:: DATASET ENTRIES ::
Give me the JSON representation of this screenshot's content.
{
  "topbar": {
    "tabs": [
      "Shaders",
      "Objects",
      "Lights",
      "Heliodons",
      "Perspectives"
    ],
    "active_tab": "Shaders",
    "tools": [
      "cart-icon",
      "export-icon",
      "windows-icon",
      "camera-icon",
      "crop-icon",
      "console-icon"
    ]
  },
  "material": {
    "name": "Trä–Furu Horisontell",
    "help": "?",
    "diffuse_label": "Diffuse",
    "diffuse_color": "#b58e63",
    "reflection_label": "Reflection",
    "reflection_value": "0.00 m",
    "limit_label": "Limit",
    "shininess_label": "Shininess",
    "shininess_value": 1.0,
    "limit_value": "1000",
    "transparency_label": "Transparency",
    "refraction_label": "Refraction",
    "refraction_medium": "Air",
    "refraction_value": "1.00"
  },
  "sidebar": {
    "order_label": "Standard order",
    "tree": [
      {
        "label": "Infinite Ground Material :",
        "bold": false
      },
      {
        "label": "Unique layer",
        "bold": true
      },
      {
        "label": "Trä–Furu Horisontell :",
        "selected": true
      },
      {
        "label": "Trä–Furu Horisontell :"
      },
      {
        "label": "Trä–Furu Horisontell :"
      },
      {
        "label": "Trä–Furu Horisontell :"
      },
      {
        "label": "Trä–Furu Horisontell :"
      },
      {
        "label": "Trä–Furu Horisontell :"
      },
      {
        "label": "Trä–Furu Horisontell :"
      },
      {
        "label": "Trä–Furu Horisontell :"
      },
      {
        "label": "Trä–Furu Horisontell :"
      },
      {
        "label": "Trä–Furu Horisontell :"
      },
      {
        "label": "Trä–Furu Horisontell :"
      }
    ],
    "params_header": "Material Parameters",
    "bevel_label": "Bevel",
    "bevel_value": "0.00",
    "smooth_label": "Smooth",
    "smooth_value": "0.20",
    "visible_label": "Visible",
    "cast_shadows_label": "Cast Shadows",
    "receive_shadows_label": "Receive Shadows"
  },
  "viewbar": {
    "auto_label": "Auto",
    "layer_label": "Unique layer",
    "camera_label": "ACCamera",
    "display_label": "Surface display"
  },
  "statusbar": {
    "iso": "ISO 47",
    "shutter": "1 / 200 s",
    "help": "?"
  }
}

:: WHAT YOU ARE ASKED TO DO ::
Take the lines above and print them exactly.

:: OUTPUT OF THE EXERCISE ::
Give me the JSON representation of this screenshot's content.
{
  "topbar": {
    "tabs": [
      "Shaders",
      "Objects",
      "Lights",
      "Heliodons",
      "Perspectives"
    ],
    "active_tab": "Shaders",
    "tools": [
      "cart-icon",
      "export-icon",
      "windows-icon",
      "camera-icon",
      "crop-icon",
      "console-icon"
    ]
  },
  "material": {
    "name": "Trä–Furu Horisontell",
    "help": "?",
    "diffuse_label": "Diffuse",
    "diffuse_color": "#b58e63",
    "reflection_label": "Reflection",
    "reflection_value": "0.00 m",
    "limit_label": "Limit",
    "shininess_label": "Shininess",
    "shininess_value": 1.0,
    "limit_value": "1000",
    "transparency_label": "Transparency",
    "refraction_label": "Refraction",
    "refraction_medium": "Air",
    "refraction_value": "1.00"
  },
  "sidebar": {
    "order_label": "Standard order",
    "tree": [
      {
        "label": "Infinite Ground Material :",
        "bold": false
      },
      {
        "label": "Unique layer",
        "bold": true
      },
      {
        "label": "Trä–Furu Horisontell :",
        "selected": true
      },
      {
        "label": "Trä–Furu Horisontell :"
      },
      {
        "label": "Trä–Furu Horisontell :"
      },
      {
        "label": "Trä–Furu Horisontell :"
      },
      {
        "label": "Trä–Furu Horisontell :"
      },
      {
        "label": "Trä–Furu Horisontell :"
      },
      {
        "label": "Trä–Furu Horisontell :"
      },
      {
        "label": "Trä–Furu Horisontell :"
      },
      {
        "label": "Trä–Furu Horisontell :"
      },
      {
        "label": "Trä–Furu Horisontell :"
      },
      {
        "label": "Trä–Furu Horisontell :"
      }
    ],
    "params_header": "Material Parameters",
    "bevel_label": "Bevel",
    "bevel_value": "0.00",
    "smooth_label": "Smooth",
    "smooth_value": "0.20",
    "visible_label": "Visible",
    "cast_shadows_label": "Cast Shadows",
    "receive_shadows_label": "Receive Shadows"
  },
  "viewbar": {
    "auto_label": "Auto",
    "layer_label": "Unique layer",
    "camera_label": "ACCamera",
    "display_label": "Surface display"
  },
  "statusbar": {
    "iso": "ISO 47",
    "shutter": "1 / 200 s",
    "help": "?"
  }
}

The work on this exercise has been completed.